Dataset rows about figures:
--------
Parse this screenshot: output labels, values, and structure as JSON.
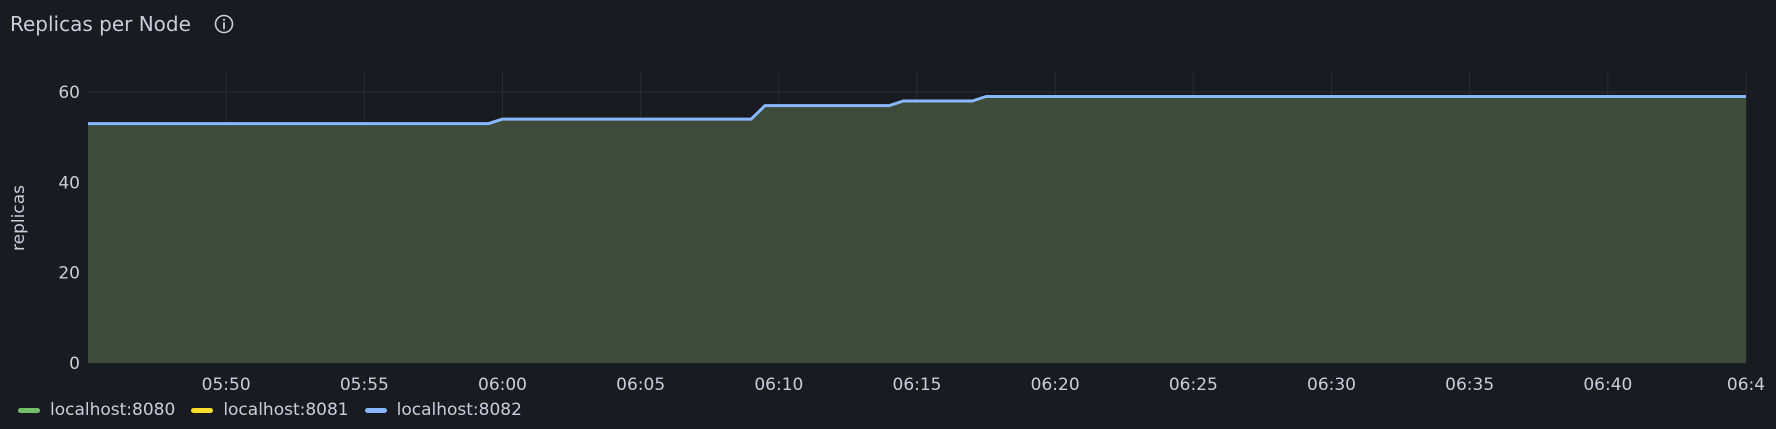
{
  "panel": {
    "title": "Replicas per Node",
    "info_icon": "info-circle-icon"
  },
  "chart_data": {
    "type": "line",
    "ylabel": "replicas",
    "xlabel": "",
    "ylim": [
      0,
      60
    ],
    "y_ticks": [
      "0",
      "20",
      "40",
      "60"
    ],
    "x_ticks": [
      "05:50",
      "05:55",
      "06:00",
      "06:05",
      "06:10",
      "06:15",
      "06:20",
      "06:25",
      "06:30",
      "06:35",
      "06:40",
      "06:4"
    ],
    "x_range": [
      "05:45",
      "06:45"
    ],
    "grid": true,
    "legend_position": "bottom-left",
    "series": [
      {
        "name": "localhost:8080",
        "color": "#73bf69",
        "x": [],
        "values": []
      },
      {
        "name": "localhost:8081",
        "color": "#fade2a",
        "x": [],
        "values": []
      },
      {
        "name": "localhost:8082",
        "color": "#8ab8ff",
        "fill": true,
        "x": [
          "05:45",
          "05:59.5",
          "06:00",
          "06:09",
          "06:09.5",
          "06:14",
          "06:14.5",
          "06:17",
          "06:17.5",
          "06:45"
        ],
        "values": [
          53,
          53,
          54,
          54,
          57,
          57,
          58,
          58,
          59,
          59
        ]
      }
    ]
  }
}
--------
## What the task asks
Omit every picture, then reproduce the rest of the listing exactly.

## Answer to the exercise
Parse this screenshot: output labels, values, and structure as JSON.
{
  "panel": {
    "title": "Replicas per Node",
    "info_icon": "info-circle-icon"
  },
  "chart_data": {
    "type": "line",
    "ylabel": "replicas",
    "xlabel": "",
    "ylim": [
      0,
      60
    ],
    "y_ticks": [
      "0",
      "20",
      "40",
      "60"
    ],
    "x_ticks": [
      "05:50",
      "05:55",
      "06:00",
      "06:05",
      "06:10",
      "06:15",
      "06:20",
      "06:25",
      "06:30",
      "06:35",
      "06:40",
      "06:4"
    ],
    "x_range": [
      "05:45",
      "06:45"
    ],
    "grid": true,
    "legend_position": "bottom-left",
    "series": [
      {
        "name": "localhost:8080",
        "color": "#73bf69",
        "x": [],
        "values": []
      },
      {
        "name": "localhost:8081",
        "color": "#fade2a",
        "x": [],
        "values": []
      },
      {
        "name": "localhost:8082",
        "color": "#8ab8ff",
        "fill": true,
        "x": [
          "05:45",
          "05:59.5",
          "06:00",
          "06:09",
          "06:09.5",
          "06:14",
          "06:14.5",
          "06:17",
          "06:17.5",
          "06:45"
        ],
        "values": [
          53,
          53,
          54,
          54,
          57,
          57,
          58,
          58,
          59,
          59
        ]
      }
    ]
  }
}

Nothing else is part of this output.